(Dataset excerpts)
****************************************
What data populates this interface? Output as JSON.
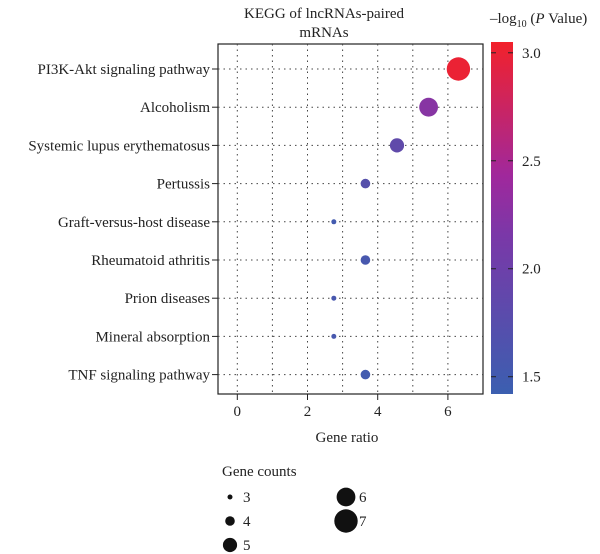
{
  "chart_data": {
    "type": "scatter",
    "title": "KEGG of lncRNAs-paired mRNAs",
    "xlabel": "Gene ratio",
    "xlim": [
      -0.55,
      7.0
    ],
    "x_ticks": [
      0,
      2,
      4,
      6
    ],
    "categories": [
      "PI3K-Akt signaling pathway",
      "Alcoholism",
      "Systemic lupus erythematosus",
      "Pertussis",
      "Graft-versus-host disease",
      "Rheumatoid athritis",
      "Prion diseases",
      "Mineral absorption",
      "TNF signaling pathway"
    ],
    "points": [
      {
        "category": "PI3K-Akt signaling pathway",
        "x": 6.3,
        "count": 7,
        "neg_log10_p": 3.0
      },
      {
        "category": "Alcoholism",
        "x": 5.45,
        "count": 6,
        "neg_log10_p": 2.2
      },
      {
        "category": "Systemic lupus erythematosus",
        "x": 4.55,
        "count": 5,
        "neg_log10_p": 1.8
      },
      {
        "category": "Pertussis",
        "x": 3.65,
        "count": 4,
        "neg_log10_p": 1.7
      },
      {
        "category": "Graft-versus-host disease",
        "x": 2.75,
        "count": 3,
        "neg_log10_p": 1.5
      },
      {
        "category": "Rheumatoid athritis",
        "x": 3.65,
        "count": 4,
        "neg_log10_p": 1.55
      },
      {
        "category": "Prion diseases",
        "x": 2.75,
        "count": 3,
        "neg_log10_p": 1.55
      },
      {
        "category": "Mineral absorption",
        "x": 2.75,
        "count": 3,
        "neg_log10_p": 1.55
      },
      {
        "category": "TNF signaling pathway",
        "x": 3.65,
        "count": 4,
        "neg_log10_p": 1.5
      }
    ],
    "colorbar": {
      "label_prefix": "–log",
      "label_sub": "10",
      "label_open": " (",
      "label_italic": "P",
      "label_suffix": " Value)",
      "range": [
        1.42,
        3.05
      ],
      "ticks": [
        1.5,
        2.0,
        2.5,
        3.0
      ],
      "tick_labels": [
        "1.5",
        "2.0",
        "2.5",
        "3.0"
      ],
      "color_low": "#3b5fb0",
      "color_mid": "#9a2aa0",
      "color_high": "#f2212b"
    },
    "size_legend": {
      "title": "Gene counts",
      "entries": [
        {
          "count": 3,
          "label": "3"
        },
        {
          "count": 4,
          "label": "4"
        },
        {
          "count": 5,
          "label": "5"
        },
        {
          "count": 6,
          "label": "6"
        },
        {
          "count": 7,
          "label": "7"
        }
      ]
    },
    "grid": true
  }
}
****************************************
Reproduce all the records verbatim, excluding images.

## Output:
What data populates this interface? Output as JSON.
{
  "chart_data": {
    "type": "scatter",
    "title": "KEGG of lncRNAs-paired mRNAs",
    "xlabel": "Gene ratio",
    "xlim": [
      -0.55,
      7.0
    ],
    "x_ticks": [
      0,
      2,
      4,
      6
    ],
    "categories": [
      "PI3K-Akt signaling pathway",
      "Alcoholism",
      "Systemic lupus erythematosus",
      "Pertussis",
      "Graft-versus-host disease",
      "Rheumatoid athritis",
      "Prion diseases",
      "Mineral absorption",
      "TNF signaling pathway"
    ],
    "points": [
      {
        "category": "PI3K-Akt signaling pathway",
        "x": 6.3,
        "count": 7,
        "neg_log10_p": 3.0
      },
      {
        "category": "Alcoholism",
        "x": 5.45,
        "count": 6,
        "neg_log10_p": 2.2
      },
      {
        "category": "Systemic lupus erythematosus",
        "x": 4.55,
        "count": 5,
        "neg_log10_p": 1.8
      },
      {
        "category": "Pertussis",
        "x": 3.65,
        "count": 4,
        "neg_log10_p": 1.7
      },
      {
        "category": "Graft-versus-host disease",
        "x": 2.75,
        "count": 3,
        "neg_log10_p": 1.5
      },
      {
        "category": "Rheumatoid athritis",
        "x": 3.65,
        "count": 4,
        "neg_log10_p": 1.55
      },
      {
        "category": "Prion diseases",
        "x": 2.75,
        "count": 3,
        "neg_log10_p": 1.55
      },
      {
        "category": "Mineral absorption",
        "x": 2.75,
        "count": 3,
        "neg_log10_p": 1.55
      },
      {
        "category": "TNF signaling pathway",
        "x": 3.65,
        "count": 4,
        "neg_log10_p": 1.5
      }
    ],
    "colorbar": {
      "label_prefix": "–log",
      "label_sub": "10",
      "label_open": " (",
      "label_italic": "P",
      "label_suffix": " Value)",
      "range": [
        1.42,
        3.05
      ],
      "ticks": [
        1.5,
        2.0,
        2.5,
        3.0
      ],
      "tick_labels": [
        "1.5",
        "2.0",
        "2.5",
        "3.0"
      ],
      "color_low": "#3b5fb0",
      "color_mid": "#9a2aa0",
      "color_high": "#f2212b"
    },
    "size_legend": {
      "title": "Gene counts",
      "entries": [
        {
          "count": 3,
          "label": "3"
        },
        {
          "count": 4,
          "label": "4"
        },
        {
          "count": 5,
          "label": "5"
        },
        {
          "count": 6,
          "label": "6"
        },
        {
          "count": 7,
          "label": "7"
        }
      ]
    },
    "grid": true
  }
}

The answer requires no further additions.